== WRITTEN REQUEST ==
Pick out the lines below that include the string "المبدأ".

== DATA TO USE ==
"""

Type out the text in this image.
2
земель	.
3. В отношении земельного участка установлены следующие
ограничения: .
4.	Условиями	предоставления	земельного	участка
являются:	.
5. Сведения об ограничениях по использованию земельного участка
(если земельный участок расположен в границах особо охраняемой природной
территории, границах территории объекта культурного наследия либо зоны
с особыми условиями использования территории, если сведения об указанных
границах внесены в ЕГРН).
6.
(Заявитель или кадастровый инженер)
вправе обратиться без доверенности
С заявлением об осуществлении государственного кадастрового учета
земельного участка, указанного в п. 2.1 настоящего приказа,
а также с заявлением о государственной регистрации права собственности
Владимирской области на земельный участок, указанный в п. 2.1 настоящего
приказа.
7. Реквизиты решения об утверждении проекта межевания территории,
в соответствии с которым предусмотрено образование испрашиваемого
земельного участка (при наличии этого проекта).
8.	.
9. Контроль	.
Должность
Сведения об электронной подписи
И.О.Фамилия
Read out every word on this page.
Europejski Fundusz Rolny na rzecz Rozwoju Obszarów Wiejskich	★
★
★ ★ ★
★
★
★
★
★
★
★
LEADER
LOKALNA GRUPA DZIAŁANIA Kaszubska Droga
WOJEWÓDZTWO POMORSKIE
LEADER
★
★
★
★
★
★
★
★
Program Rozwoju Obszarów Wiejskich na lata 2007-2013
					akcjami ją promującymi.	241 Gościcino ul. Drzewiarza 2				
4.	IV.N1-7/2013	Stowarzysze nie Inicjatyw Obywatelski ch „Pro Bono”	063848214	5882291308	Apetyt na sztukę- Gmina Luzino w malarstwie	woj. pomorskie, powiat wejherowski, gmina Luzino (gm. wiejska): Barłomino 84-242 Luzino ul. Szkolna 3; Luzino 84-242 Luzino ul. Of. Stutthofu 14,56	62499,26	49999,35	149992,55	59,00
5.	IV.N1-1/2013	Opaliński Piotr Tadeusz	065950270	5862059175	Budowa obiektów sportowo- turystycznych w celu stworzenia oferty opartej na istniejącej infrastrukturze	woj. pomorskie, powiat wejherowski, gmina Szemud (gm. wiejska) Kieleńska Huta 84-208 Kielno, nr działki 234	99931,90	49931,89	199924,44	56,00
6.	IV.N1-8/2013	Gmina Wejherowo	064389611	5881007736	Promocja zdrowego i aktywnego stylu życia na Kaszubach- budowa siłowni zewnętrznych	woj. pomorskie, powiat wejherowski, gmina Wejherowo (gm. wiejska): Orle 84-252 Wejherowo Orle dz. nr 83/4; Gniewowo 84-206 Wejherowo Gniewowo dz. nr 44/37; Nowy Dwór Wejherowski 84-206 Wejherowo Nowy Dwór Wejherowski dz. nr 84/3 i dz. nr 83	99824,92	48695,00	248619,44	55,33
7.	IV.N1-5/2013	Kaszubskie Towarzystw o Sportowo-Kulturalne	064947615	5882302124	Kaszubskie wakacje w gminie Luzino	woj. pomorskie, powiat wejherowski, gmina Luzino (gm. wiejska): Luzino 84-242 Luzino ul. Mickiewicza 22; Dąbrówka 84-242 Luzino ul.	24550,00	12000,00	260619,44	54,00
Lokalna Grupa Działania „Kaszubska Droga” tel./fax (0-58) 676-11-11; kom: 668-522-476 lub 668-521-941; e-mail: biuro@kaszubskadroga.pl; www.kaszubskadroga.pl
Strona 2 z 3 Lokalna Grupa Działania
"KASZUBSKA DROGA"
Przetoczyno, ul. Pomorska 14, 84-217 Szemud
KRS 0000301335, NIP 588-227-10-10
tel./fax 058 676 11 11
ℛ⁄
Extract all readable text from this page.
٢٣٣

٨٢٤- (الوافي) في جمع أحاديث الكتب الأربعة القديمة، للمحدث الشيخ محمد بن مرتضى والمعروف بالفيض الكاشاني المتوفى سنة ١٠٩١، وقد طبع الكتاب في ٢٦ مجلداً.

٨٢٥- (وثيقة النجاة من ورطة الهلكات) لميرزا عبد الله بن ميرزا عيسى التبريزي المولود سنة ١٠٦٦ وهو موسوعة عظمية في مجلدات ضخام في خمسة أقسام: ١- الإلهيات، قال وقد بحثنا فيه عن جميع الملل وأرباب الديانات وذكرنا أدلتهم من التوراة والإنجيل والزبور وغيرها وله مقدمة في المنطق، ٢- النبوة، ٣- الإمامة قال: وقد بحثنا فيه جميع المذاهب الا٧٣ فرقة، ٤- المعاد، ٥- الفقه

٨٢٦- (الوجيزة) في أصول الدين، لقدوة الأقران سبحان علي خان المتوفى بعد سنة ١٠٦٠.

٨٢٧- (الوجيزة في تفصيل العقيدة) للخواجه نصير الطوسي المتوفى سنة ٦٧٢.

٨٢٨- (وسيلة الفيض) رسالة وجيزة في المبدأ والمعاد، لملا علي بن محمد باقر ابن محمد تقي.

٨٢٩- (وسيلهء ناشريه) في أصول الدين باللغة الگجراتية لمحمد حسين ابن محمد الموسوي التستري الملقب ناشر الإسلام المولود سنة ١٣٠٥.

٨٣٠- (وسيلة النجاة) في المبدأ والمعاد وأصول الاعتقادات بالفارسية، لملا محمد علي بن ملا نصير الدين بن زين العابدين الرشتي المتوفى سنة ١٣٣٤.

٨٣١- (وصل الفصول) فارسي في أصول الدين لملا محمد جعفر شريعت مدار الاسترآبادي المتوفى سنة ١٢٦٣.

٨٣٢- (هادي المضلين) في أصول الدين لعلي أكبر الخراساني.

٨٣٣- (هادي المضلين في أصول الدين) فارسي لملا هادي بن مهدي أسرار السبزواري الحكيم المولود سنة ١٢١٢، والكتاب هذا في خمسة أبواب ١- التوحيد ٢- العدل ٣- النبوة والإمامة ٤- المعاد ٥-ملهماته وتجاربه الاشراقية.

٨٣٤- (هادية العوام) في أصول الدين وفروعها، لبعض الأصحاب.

"""

== RIGHT ANSWER ==
٨٢٨- (وسيلة الفيض) رسالة وجيزة في المبدأ والمعاد، لملا علي بن محمد باقر ابن محمد تقي.
٨٣٠- (وسيلة النجاة) في المبدأ والمعاد وأصول الاعتقادات بالفارسية، لملا محمد علي بن ملا نصير الدين بن زين العابدين الرشتي المتوفى سنة ١٣٣٤.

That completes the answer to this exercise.